### PROBLEM TO SOLVE
Write out every line below that includes the word "name".

### ENTRIES SHOWN

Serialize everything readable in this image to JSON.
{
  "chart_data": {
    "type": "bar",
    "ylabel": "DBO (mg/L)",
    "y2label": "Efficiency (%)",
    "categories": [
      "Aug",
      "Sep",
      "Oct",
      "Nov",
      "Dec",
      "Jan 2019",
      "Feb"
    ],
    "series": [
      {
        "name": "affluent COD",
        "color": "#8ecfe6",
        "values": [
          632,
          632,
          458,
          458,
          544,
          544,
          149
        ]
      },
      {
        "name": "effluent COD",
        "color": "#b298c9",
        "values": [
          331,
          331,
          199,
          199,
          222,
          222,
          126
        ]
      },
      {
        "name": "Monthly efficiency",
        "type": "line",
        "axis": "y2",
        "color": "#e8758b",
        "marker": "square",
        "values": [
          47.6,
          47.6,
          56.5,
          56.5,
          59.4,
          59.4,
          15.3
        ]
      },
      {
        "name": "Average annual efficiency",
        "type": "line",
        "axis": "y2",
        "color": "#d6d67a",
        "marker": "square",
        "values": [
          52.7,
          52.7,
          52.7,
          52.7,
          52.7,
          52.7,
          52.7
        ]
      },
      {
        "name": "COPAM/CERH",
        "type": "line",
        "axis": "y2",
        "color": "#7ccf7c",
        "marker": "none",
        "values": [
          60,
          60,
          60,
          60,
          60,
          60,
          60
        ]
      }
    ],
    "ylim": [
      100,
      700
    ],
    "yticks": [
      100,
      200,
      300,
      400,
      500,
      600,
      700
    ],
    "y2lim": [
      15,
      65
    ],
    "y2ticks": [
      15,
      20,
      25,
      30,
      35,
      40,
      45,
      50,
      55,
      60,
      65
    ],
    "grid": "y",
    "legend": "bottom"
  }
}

### FINISHED TASK
        "name": "affluent COD",
        "name": "effluent COD",
        "name": "Monthly efficiency",
        "name": "Average annual efficiency",
        "name": "COPAM/CERH",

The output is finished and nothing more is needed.